[Extracted records]
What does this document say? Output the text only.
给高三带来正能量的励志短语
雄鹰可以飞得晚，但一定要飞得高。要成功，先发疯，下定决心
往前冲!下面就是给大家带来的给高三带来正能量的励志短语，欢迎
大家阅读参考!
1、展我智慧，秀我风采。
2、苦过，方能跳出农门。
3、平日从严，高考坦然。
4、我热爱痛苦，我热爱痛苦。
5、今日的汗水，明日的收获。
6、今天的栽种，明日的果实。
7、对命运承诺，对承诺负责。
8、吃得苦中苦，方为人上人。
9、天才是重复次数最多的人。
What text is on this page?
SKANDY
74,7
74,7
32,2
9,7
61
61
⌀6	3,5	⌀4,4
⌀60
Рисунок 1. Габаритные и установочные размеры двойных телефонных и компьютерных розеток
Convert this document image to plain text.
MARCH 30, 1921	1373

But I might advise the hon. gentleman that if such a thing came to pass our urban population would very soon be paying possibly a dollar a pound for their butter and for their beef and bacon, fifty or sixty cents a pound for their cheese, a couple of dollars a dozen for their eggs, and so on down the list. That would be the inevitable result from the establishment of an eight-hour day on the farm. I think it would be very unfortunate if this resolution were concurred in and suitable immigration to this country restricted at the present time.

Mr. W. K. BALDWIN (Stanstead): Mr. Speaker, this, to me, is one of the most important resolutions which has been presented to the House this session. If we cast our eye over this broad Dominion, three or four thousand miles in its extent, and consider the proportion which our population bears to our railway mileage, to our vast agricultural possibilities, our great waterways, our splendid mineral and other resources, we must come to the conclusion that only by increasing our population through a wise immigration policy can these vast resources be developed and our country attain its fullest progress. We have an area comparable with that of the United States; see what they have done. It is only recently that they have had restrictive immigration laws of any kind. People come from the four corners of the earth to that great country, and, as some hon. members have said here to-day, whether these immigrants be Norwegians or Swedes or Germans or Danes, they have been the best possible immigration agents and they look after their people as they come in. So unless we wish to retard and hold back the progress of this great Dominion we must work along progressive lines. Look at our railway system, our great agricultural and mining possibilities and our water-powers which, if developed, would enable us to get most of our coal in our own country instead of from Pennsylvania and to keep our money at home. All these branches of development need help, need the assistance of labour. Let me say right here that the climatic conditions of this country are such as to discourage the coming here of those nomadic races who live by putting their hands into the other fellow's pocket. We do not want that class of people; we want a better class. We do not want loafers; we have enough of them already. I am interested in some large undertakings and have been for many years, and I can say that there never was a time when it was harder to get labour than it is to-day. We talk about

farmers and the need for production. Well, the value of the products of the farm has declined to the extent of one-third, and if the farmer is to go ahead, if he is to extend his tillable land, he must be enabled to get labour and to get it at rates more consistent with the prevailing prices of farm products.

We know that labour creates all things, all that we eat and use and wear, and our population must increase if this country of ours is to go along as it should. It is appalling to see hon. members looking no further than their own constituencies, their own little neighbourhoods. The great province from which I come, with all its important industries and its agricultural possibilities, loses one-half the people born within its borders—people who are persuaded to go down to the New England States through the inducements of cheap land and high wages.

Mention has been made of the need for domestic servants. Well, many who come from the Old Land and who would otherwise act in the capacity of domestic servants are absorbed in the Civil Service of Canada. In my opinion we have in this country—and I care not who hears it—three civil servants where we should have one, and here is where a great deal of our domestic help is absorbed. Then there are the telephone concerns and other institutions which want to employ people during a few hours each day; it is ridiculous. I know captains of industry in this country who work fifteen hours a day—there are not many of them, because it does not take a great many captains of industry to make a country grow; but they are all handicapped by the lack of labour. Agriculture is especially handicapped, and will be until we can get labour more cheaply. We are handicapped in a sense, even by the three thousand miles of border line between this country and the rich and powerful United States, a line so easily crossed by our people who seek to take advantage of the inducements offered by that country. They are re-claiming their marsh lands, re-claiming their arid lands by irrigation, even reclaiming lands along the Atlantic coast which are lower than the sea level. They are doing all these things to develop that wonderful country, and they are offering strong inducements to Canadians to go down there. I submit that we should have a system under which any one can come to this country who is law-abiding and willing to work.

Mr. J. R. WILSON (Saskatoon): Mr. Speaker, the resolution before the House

**Set exercise**
Transcribe the records above exactly as they appear.

**Solution to the problem**
What does this document say? Output the text only.
给高三带来正能量的励志短语
雄鹰可以飞得晚，但一定要飞得高。要成功，先发疯，下定决心
往前冲!下面就是给大家带来的给高三带来正能量的励志短语，欢迎
大家阅读参考!
1、展我智慧，秀我风采。
2、苦过，方能跳出农门。
3、平日从严，高考坦然。
4、我热爱痛苦，我热爱痛苦。
5、今日的汗水，明日的收获。
6、今天的栽种，明日的果实。
7、对命运承诺，对承诺负责。
8、吃得苦中苦，方为人上人。
9、天才是重复次数最多的人。
What text is on this page?
SKANDY
74,7
74,7
32,2
9,7
61
61
⌀6	3,5	⌀4,4
⌀60
Рисунок 1. Габаритные и установочные размеры двойных телефонных и компьютерных розеток
Convert this document image to plain text.
MARCH 30, 1921	1373

But I might advise the hon. gentleman that if such a thing came to pass our urban population would very soon be paying possibly a dollar a pound for their butter and for their beef and bacon, fifty or sixty cents a pound for their cheese, a couple of dollars a dozen for their eggs, and so on down the list. That would be the inevitable result from the establishment of an eight-hour day on the farm. I think it would be very unfortunate if this resolution were concurred in and suitable immigration to this country restricted at the present time.

Mr. W. K. BALDWIN (Stanstead): Mr. Speaker, this, to me, is one of the most important resolutions which has been presented to the House this session. If we cast our eye over this broad Dominion, three or four thousand miles in its extent, and consider the proportion which our population bears to our railway mileage, to our vast agricultural possibilities, our great waterways, our splendid mineral and other resources, we must come to the conclusion that only by increasing our population through a wise immigration policy can these vast resources be developed and our country attain its fullest progress. We have an area comparable with that of the United States; see what they have done. It is only recently that they have had restrictive immigration laws of any kind. People come from the four corners of the earth to that great country, and, as some hon. members have said here to-day, whether these immigrants be Norwegians or Swedes or Germans or Danes, they have been the best possible immigration agents and they look after their people as they come in. So unless we wish to retard and hold back the progress of this great Dominion we must work along progressive lines. Look at our railway system, our great agricultural and mining possibilities and our water-powers which, if developed, would enable us to get most of our coal in our own country instead of from Pennsylvania and to keep our money at home. All these branches of development need help, need the assistance of labour. Let me say right here that the climatic conditions of this country are such as to discourage the coming here of those nomadic races who live by putting their hands into the other fellow's pocket. We do not want that class of people; we want a better class. We do not want loafers; we have enough of them already. I am interested in some large undertakings and have been for many years, and I can say that there never was a time when it was harder to get labour than it is to-day. We talk about

farmers and the need for production. Well, the value of the products of the farm has declined to the extent of one-third, and if the farmer is to go ahead, if he is to extend his tillable land, he must be enabled to get labour and to get it at rates more consistent with the prevailing prices of farm products.

We know that labour creates all things, all that we eat and use and wear, and our population must increase if this country of ours is to go along as it should. It is appalling to see hon. members looking no further than their own constituencies, their own little neighbourhoods. The great province from which I come, with all its important industries and its agricultural possibilities, loses one-half the people born within its borders—people who are persuaded to go down to the New England States through the inducements of cheap land and high wages.

Mention has been made of the need for domestic servants. Well, many who come from the Old Land and who would otherwise act in the capacity of domestic servants are absorbed in the Civil Service of Canada. In my opinion we have in this country—and I care not who hears it—three civil servants where we should have one, and here is where a great deal of our domestic help is absorbed. Then there are the telephone concerns and other institutions which want to employ people during a few hours each day; it is ridiculous. I know captains of industry in this country who work fifteen hours a day—there are not many of them, because it does not take a great many captains of industry to make a country grow; but they are all handicapped by the lack of labour. Agriculture is especially handicapped, and will be until we can get labour more cheaply. We are handicapped in a sense, even by the three thousand miles of border line between this country and the rich and powerful United States, a line so easily crossed by our people who seek to take advantage of the inducements offered by that country. They are re-claiming their marsh lands, re-claiming their arid lands by irrigation, even reclaiming lands along the Atlantic coast which are lower than the sea level. They are doing all these things to develop that wonderful country, and they are offering strong inducements to Canadians to go down there. I submit that we should have a system under which any one can come to this country who is law-abiding and willing to work.

Mr. J. R. WILSON (Saskatoon): Mr. Speaker, the resolution before the House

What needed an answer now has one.